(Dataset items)
** begin **

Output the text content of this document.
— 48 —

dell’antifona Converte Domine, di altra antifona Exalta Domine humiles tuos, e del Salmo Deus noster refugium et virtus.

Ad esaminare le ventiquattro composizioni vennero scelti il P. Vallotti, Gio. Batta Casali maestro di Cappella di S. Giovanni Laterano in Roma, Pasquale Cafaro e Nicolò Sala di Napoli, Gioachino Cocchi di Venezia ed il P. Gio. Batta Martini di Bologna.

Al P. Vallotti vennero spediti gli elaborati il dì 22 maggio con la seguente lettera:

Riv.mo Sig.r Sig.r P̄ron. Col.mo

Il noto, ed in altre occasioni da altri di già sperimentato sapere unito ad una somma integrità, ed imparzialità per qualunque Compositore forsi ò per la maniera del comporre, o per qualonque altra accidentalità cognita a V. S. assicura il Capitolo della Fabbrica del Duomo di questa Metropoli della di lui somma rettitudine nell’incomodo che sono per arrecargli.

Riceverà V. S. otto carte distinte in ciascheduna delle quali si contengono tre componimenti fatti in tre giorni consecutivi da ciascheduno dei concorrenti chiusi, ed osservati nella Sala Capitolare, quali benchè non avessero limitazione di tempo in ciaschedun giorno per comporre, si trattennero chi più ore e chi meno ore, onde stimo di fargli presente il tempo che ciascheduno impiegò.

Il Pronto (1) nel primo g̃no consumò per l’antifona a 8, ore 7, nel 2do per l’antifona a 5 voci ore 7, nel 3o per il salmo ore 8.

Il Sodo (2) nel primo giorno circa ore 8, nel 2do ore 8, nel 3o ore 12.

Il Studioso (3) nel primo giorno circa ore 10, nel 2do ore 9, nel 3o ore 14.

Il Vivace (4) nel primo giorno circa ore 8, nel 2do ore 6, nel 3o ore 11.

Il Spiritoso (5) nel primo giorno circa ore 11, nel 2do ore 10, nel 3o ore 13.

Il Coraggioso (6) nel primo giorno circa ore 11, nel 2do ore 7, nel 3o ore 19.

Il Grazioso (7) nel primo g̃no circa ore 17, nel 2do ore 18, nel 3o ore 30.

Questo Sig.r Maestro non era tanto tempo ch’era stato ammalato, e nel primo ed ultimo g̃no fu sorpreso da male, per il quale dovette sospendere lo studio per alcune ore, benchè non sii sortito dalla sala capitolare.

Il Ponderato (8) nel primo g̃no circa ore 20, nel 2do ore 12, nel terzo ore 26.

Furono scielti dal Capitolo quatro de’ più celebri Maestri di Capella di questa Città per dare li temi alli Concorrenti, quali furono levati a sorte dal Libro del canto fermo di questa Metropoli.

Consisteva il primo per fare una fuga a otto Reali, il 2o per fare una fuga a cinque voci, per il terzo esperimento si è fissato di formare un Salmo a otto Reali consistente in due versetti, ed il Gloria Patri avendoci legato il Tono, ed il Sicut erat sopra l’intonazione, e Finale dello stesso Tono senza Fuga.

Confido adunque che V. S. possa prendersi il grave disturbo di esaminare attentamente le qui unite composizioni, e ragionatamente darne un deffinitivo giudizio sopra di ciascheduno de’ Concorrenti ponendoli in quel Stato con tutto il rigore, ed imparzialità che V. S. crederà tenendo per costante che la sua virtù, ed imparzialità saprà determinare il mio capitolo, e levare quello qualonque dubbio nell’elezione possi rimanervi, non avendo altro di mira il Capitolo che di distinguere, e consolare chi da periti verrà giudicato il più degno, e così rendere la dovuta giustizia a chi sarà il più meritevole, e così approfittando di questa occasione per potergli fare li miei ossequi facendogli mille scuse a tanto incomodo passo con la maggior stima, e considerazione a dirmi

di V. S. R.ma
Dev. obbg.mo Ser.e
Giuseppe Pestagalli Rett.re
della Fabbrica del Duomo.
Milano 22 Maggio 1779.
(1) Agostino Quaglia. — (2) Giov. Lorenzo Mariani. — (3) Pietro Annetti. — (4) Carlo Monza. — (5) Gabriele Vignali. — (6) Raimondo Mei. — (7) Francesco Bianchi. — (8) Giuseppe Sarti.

** end **

### Goal
Return all lines containing "Vallotti".

### Correct result
Ad esaminare le ventiquattro composizioni vennero scelti il P. Vallotti, Gio. Batta Casali maestro di Cappella di S. Giovanni Laterano in Roma, Pasquale Cafaro e Nicolò Sala di Napoli, Gioachino Cocchi di Venezia ed il P. Gio. Batta Martini di Bologna.
Al P. Vallotti vennero spediti gli elaborati il dì 22 maggio con la seguente lettera:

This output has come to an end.